>> BEGIN Available records

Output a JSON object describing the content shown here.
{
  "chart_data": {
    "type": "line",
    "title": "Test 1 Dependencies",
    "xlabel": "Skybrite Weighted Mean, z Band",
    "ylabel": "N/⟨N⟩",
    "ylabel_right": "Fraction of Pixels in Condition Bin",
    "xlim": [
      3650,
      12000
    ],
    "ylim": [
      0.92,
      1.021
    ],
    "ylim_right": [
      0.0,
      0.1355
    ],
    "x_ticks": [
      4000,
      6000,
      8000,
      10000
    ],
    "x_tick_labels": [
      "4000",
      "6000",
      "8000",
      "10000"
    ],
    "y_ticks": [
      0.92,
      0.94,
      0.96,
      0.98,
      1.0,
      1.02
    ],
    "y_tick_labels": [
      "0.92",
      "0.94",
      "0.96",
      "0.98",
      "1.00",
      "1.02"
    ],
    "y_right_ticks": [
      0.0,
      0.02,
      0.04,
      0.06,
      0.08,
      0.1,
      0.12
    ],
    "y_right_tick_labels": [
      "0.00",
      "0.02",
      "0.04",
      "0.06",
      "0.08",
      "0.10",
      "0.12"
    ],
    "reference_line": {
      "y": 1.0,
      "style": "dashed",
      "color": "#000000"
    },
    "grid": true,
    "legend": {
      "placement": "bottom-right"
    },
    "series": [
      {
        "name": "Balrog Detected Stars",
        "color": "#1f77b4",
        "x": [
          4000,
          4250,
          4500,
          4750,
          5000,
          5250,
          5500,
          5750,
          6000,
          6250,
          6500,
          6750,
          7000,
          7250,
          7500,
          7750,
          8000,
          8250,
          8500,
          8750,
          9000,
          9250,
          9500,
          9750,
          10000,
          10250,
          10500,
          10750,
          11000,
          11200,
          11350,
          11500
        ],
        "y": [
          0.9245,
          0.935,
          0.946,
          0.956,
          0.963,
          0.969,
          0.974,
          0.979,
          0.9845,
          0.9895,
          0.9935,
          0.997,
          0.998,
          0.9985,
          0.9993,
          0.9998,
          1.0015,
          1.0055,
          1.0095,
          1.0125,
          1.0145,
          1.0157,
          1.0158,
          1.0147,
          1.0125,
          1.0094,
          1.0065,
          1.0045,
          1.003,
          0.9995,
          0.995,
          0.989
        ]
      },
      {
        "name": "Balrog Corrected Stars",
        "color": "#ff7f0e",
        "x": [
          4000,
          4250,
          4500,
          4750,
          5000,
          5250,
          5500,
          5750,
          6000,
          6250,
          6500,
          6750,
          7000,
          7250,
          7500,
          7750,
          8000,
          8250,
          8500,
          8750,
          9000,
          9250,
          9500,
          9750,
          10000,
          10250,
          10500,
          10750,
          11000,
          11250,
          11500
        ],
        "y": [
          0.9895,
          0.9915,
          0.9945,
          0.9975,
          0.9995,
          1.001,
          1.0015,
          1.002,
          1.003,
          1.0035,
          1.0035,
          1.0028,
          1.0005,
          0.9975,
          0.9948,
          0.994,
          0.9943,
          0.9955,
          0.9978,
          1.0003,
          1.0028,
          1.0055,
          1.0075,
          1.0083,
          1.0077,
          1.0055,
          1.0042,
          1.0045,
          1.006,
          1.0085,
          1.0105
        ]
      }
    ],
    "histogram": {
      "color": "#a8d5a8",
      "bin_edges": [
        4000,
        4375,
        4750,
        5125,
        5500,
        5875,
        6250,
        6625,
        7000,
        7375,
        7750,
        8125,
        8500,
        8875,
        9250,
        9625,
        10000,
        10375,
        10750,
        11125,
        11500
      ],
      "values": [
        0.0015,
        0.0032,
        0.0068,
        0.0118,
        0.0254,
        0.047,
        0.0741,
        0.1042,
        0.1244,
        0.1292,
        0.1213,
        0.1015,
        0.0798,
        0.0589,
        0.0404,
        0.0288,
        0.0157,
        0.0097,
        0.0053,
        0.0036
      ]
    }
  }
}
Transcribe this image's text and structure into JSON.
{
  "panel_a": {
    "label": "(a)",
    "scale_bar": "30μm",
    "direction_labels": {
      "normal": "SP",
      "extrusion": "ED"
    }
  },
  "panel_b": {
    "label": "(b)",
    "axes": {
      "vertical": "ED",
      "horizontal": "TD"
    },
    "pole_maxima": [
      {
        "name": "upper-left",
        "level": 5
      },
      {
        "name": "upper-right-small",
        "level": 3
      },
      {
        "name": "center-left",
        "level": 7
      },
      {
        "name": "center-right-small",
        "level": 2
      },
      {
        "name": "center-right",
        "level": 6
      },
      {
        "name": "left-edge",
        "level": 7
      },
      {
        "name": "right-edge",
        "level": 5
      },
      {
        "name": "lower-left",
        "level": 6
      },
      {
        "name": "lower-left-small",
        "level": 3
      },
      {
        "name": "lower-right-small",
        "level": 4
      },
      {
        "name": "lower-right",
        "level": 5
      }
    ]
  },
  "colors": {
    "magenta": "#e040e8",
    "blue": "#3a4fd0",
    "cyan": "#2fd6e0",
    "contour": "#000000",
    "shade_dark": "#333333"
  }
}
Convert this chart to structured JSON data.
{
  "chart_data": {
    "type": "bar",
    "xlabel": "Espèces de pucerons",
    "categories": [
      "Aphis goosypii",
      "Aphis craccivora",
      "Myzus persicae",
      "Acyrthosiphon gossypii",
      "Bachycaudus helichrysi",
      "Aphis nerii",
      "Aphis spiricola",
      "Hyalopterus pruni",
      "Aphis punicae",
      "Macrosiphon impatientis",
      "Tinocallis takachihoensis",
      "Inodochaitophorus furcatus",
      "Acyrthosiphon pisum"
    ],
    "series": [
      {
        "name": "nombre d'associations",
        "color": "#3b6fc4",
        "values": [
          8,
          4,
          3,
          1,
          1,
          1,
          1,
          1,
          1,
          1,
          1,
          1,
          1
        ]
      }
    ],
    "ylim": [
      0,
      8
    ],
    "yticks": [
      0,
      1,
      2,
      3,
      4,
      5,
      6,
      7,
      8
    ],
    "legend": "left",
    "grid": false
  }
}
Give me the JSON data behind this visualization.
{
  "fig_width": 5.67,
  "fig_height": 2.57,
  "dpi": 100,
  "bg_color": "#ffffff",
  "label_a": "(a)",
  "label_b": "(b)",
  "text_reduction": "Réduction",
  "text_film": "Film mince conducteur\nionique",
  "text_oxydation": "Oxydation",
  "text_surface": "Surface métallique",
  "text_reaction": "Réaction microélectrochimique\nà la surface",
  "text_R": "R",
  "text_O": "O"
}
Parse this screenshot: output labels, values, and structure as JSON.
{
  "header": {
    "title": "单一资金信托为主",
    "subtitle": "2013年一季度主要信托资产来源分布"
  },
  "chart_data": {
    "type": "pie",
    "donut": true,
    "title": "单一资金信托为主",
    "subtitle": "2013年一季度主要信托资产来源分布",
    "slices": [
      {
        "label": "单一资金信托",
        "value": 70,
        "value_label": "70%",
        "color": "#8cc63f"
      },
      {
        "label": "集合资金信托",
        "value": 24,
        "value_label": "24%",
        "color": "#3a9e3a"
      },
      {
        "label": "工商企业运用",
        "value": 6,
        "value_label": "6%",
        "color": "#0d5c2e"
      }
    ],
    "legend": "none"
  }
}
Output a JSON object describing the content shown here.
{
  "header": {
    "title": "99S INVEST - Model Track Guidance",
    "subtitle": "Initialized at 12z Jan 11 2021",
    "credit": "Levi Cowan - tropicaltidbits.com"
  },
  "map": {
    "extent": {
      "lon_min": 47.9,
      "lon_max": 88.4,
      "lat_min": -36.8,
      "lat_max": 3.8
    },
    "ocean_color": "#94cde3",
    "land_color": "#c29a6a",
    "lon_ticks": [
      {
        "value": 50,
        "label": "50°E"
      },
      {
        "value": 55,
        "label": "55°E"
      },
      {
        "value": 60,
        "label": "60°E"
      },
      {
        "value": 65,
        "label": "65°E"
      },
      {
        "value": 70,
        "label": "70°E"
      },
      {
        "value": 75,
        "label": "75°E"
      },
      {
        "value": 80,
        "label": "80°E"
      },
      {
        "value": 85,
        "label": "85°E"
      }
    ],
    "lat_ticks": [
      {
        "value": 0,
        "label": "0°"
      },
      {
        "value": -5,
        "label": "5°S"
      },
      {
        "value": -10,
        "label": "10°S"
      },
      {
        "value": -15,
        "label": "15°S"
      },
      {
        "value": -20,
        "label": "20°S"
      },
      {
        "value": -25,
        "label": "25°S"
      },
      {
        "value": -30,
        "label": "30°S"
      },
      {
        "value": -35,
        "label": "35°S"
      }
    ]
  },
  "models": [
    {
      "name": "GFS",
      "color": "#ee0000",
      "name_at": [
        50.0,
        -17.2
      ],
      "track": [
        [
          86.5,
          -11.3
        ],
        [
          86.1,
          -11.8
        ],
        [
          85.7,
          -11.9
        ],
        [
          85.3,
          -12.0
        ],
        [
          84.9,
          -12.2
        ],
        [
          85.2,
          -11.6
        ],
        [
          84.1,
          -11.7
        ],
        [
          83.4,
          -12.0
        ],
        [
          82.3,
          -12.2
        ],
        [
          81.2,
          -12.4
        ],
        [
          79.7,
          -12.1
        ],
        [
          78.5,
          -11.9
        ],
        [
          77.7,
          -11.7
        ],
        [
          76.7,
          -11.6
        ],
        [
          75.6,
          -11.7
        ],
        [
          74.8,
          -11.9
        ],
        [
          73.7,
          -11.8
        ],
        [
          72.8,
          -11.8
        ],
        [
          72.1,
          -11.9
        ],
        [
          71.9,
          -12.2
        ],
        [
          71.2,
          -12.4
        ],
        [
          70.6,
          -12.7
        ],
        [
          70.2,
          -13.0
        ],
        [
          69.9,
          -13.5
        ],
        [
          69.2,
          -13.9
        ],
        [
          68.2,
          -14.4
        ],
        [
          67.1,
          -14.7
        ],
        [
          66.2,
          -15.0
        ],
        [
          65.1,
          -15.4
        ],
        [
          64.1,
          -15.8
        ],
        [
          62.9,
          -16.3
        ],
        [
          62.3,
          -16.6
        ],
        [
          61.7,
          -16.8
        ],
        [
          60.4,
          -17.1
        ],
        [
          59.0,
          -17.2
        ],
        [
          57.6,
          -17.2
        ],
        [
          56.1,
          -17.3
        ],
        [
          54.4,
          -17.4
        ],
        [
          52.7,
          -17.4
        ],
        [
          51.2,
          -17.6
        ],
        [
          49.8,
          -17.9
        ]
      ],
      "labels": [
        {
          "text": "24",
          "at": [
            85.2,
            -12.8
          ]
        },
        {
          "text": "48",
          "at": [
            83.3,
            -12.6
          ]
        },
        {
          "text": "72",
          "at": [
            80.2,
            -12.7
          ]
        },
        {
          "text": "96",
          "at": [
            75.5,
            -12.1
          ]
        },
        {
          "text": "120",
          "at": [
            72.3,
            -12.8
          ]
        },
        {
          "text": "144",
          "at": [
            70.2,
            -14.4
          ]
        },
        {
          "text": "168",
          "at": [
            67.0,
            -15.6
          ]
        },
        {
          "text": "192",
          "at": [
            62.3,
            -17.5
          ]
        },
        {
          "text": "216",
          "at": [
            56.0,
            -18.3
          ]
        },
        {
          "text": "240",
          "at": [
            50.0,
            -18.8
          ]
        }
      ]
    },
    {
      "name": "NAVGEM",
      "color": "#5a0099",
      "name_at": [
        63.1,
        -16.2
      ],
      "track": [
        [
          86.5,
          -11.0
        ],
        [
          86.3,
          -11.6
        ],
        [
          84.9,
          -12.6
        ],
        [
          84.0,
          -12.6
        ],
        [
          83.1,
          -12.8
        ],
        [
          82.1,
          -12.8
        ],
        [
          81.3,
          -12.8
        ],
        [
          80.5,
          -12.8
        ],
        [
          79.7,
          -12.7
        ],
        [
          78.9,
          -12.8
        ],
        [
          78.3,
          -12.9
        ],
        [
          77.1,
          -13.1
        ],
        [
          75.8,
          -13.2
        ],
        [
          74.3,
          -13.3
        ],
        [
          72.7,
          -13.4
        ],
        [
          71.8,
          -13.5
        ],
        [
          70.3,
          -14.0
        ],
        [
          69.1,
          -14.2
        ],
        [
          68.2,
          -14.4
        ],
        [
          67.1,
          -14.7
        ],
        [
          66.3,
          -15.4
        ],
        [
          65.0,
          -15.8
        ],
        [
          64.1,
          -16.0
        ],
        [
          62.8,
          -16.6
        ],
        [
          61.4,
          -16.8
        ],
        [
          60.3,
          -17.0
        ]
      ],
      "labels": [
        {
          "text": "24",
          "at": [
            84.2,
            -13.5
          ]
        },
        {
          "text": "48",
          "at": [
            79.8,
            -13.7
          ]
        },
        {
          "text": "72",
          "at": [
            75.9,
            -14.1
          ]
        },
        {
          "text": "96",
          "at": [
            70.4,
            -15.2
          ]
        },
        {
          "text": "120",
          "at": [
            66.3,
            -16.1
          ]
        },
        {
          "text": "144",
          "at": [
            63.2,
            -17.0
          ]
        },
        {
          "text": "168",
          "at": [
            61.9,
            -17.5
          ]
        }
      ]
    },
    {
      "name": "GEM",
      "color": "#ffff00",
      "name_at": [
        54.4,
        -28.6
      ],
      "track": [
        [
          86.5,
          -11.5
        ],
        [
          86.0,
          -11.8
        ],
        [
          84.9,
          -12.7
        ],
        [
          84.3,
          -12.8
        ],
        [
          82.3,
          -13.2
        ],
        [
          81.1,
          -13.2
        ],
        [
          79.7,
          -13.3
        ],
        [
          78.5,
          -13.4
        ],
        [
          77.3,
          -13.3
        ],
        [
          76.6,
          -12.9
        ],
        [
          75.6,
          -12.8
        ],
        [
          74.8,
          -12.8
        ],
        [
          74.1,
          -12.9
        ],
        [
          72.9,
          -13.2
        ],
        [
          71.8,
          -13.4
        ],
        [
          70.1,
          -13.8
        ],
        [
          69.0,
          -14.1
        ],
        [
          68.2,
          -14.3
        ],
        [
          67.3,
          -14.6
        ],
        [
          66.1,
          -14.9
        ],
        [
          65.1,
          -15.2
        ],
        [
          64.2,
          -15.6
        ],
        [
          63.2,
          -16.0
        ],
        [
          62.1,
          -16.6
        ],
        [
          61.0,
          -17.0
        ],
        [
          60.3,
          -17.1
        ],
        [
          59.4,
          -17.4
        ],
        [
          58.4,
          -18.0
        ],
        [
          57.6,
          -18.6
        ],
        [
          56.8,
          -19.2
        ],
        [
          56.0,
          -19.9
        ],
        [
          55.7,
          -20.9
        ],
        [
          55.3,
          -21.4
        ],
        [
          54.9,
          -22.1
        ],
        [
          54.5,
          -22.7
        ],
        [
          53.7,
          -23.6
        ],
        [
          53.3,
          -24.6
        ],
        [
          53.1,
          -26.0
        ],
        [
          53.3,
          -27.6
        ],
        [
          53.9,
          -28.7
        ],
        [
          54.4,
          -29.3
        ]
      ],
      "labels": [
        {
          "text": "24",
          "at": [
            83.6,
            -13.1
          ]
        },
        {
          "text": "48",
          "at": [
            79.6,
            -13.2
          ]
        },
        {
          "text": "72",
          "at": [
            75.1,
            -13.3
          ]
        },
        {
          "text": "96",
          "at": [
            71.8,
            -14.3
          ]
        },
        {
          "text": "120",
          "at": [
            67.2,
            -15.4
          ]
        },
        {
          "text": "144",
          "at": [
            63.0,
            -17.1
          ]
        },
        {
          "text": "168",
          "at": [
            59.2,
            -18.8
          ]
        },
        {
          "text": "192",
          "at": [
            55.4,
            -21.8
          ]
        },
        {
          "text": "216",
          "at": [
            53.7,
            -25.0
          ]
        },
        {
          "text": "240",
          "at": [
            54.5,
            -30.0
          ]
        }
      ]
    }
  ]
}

>> END Available records

— Task brief —
Pick out the lines containing the string "left".

— Written reply —
        "name": "upper-left",
        "name": "center-left",
        "name": "left-edge",
        "name": "lower-left",
        "name": "lower-left-small",
    "legend": "left",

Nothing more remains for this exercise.